If god came down to earth, he’d have to take the form of Morgan Freeman. At this point, anything less would be disappointing.

@ryaninco

Just gave all of my money to Charity, she gives a hell of a lap dance.

@ArfMeasures

COP: There’s been a murder
BATMAN: I won’t rest until I avenge them
C: It’s outside of Gotham
B: Actually I have got a lot on at the moment

@TweetPotato314

[Folding my wife’s laundry after 7 years]

Pile 1 – I have folded these correctly
Pile 2 – I think I have folded these correctly
Pile 3 – I have no idea how to fold these
Pile 4 – I don’t even know what these are

@briancthayer

*gazing at the ocean*
God: I told you NOT to leave the water on while we were on vacation.
Angel: I’m sorr-
God: SORRY DOESN’T FIX THIS MESS

@jergarl

After walking 500 miles and then 500 more, it turns out the door was mediocre at best. 3/5 stars.

@JodingersCat

Psssst … Hey buddy … One hit of this stuff’ll take you right back to ’79

*slides over packet of Pop Rocks*

@Wine_honey1

Relationship Status: Just asked the bag of Doritos laying in bed next to me if they had enough room

@mydmac

*escorted from Starbucks

I SWEAR, I LEFT MY SCARF IN THE CAR!

**What this exercise asks:**
1 - Please list every @ username that appears in the jokes.
2 - According to the first of the jokes, why would god have to take the form of Morgan Freeman if he came down to earth?
3 - In the jokes, what does the speaker slide over after offering "One hit of this stuff"?

**Extracted information:**
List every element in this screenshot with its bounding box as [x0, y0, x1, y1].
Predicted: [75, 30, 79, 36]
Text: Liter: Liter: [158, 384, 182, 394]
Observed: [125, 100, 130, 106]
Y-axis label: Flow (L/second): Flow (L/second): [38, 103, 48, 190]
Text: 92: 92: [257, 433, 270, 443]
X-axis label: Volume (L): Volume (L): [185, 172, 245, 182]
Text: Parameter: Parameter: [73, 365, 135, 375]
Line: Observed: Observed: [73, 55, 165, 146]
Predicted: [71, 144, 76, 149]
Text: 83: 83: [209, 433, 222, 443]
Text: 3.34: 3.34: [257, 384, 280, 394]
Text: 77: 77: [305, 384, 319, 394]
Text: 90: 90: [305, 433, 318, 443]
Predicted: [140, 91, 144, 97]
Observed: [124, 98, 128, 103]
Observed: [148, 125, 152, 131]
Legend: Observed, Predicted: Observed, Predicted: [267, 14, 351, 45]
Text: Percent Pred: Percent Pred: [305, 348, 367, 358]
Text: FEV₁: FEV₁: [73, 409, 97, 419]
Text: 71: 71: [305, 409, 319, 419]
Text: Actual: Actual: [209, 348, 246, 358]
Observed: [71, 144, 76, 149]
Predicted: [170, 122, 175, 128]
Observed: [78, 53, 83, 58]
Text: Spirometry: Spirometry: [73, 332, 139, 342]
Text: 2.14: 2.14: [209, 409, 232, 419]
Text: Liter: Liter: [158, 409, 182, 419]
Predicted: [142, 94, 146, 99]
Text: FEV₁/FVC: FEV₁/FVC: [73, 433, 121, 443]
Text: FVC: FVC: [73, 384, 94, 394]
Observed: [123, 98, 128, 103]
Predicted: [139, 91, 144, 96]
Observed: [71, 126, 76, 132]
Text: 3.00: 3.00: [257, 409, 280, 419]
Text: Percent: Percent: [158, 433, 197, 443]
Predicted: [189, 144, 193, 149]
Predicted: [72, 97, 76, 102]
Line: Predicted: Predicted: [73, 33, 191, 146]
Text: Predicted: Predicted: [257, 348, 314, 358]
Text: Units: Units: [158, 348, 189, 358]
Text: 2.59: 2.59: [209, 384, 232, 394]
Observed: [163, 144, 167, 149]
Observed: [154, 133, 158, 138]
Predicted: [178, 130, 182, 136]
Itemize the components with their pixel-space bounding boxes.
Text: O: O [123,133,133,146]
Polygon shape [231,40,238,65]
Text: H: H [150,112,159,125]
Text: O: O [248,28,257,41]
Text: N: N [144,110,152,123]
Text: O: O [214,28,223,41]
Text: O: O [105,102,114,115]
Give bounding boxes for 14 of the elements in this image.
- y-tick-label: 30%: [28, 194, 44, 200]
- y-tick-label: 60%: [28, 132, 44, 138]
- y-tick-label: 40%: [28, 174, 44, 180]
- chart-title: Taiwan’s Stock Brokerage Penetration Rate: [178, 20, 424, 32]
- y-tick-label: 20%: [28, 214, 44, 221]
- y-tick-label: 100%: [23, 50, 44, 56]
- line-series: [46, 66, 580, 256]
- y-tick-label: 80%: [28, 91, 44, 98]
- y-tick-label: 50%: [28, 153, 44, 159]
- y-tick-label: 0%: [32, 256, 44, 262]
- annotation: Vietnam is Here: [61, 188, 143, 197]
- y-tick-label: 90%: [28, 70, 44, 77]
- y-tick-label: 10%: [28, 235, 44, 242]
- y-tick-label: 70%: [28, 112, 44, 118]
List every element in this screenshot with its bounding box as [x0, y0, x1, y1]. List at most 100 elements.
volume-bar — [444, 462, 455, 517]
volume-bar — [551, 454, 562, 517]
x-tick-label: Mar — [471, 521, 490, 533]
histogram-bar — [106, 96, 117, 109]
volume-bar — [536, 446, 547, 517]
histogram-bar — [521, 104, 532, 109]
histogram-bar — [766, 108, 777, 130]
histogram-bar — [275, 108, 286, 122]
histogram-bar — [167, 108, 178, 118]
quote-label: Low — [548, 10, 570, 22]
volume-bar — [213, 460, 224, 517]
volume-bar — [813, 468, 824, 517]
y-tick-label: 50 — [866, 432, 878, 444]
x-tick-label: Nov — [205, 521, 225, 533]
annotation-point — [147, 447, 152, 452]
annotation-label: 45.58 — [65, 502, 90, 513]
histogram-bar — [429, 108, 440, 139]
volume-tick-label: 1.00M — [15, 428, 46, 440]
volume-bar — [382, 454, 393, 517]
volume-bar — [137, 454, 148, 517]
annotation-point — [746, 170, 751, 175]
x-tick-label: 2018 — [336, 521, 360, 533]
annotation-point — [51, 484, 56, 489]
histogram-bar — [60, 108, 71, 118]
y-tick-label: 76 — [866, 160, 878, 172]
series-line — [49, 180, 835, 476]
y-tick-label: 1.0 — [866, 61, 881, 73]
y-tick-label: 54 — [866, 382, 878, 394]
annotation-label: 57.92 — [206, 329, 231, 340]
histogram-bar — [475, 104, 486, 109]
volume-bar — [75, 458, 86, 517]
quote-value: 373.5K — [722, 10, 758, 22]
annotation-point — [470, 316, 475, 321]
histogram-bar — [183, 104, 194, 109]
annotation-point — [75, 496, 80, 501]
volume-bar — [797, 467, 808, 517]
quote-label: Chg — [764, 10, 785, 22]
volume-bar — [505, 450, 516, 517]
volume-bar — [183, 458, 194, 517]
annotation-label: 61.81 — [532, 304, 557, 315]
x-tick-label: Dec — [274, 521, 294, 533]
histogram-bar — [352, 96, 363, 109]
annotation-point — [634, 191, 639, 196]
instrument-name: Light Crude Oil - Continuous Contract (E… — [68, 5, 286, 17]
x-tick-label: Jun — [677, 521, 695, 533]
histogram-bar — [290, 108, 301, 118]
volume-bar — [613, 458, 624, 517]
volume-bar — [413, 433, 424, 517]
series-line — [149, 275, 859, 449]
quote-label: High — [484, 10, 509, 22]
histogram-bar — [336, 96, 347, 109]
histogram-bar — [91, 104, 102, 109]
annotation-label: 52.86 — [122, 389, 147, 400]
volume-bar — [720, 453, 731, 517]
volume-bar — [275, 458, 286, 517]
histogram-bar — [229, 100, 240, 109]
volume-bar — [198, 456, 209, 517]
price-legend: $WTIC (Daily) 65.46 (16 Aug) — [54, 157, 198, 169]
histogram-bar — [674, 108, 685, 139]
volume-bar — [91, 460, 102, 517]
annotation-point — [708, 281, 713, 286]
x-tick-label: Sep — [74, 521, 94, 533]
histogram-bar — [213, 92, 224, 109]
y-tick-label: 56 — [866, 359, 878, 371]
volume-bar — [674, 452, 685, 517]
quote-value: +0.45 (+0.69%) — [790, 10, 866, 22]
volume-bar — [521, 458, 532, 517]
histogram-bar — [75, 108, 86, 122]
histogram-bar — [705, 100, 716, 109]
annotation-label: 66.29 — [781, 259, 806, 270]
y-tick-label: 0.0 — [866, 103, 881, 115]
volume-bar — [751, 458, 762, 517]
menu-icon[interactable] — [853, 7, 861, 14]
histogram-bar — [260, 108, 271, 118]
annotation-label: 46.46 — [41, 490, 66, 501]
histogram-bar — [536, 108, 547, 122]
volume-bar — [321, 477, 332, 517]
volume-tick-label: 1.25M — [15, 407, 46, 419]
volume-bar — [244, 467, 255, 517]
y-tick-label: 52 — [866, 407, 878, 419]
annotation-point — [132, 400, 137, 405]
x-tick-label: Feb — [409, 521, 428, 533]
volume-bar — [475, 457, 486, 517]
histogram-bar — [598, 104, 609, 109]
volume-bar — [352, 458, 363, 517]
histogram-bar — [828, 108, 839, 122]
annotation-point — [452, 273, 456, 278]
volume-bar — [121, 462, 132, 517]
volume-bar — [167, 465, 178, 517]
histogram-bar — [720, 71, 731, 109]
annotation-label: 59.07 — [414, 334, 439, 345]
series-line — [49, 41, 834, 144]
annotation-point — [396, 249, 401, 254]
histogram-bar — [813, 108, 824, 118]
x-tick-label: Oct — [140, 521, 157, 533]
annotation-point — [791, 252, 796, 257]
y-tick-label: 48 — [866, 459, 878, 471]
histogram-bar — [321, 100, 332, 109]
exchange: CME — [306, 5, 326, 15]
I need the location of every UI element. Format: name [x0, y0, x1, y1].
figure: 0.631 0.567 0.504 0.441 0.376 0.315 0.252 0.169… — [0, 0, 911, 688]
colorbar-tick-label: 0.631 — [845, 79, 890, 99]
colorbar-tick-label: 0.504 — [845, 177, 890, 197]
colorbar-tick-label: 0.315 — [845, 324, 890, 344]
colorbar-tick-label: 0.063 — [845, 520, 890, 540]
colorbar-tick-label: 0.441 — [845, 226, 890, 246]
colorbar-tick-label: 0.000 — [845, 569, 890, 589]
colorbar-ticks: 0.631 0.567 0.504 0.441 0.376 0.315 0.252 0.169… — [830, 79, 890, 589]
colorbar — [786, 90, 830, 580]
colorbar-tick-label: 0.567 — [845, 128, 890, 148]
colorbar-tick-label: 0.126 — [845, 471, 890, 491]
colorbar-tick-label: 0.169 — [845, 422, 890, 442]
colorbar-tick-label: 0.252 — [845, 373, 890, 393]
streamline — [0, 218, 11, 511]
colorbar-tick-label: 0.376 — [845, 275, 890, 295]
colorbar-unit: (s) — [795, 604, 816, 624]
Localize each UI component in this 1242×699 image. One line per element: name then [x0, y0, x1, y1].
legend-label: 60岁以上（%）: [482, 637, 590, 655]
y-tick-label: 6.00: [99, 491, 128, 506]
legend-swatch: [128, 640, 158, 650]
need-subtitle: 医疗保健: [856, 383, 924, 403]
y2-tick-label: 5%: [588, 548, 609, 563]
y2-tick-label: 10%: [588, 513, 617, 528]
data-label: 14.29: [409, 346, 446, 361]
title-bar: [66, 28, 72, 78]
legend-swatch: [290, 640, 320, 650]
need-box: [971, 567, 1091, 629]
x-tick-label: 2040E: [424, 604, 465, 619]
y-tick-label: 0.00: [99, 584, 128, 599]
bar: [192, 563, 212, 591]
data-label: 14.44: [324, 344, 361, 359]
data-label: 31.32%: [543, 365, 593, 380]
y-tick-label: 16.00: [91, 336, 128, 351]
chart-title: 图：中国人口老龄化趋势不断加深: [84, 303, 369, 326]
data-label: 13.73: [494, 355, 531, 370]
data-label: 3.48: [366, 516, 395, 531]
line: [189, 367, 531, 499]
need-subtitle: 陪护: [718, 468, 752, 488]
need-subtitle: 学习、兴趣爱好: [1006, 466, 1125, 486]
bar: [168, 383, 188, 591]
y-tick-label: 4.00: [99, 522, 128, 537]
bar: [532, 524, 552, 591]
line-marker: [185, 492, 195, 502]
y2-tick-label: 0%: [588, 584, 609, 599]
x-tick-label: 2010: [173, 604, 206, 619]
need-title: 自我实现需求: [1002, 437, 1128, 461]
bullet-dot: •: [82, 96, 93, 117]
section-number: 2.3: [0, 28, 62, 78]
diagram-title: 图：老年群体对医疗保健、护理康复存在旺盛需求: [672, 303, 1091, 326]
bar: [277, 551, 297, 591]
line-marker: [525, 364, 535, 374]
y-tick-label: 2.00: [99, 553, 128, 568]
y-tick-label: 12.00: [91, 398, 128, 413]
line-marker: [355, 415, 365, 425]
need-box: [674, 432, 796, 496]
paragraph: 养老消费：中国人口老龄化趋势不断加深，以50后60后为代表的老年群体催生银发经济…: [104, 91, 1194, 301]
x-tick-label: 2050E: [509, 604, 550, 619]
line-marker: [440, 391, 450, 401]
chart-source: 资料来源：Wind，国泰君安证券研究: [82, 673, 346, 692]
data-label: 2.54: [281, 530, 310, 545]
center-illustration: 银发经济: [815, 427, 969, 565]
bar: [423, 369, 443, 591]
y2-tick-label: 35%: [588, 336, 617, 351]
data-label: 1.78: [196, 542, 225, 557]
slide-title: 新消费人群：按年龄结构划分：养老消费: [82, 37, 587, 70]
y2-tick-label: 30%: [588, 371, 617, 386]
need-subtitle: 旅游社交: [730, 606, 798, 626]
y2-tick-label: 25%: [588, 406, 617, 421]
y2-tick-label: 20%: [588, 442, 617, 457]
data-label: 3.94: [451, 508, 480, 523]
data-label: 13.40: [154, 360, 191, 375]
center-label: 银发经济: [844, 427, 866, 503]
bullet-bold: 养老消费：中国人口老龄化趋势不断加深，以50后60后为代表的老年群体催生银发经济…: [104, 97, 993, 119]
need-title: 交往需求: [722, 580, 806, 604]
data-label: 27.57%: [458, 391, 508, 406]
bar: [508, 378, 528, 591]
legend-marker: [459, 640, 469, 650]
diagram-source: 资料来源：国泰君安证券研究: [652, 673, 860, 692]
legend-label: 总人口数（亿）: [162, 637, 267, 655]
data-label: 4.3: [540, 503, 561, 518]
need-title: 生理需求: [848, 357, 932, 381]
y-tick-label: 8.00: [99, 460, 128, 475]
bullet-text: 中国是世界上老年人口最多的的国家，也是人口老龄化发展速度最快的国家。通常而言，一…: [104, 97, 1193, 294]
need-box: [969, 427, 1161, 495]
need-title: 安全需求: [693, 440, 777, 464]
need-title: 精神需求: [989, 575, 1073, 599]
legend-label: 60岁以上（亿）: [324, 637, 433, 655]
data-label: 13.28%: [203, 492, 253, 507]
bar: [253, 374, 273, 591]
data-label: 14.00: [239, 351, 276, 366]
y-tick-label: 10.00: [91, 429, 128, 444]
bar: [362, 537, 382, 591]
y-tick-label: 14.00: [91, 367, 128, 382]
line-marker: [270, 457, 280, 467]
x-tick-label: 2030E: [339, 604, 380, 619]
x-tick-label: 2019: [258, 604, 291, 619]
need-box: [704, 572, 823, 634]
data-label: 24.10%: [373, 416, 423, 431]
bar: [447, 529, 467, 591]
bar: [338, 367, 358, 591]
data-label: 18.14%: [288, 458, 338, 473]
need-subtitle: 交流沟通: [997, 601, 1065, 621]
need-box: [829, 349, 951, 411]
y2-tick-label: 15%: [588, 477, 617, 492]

**Answers by task:**
1 - @ryaninco, @ArfMeasures, @TweetPotato314, @briancthayer, @jergarl, @JodingersCat, @Wine_honey1, @mydmac

2 - At this point, anything less than Morgan Freeman would be disappointing.

3 - A packet of Pop Rocks.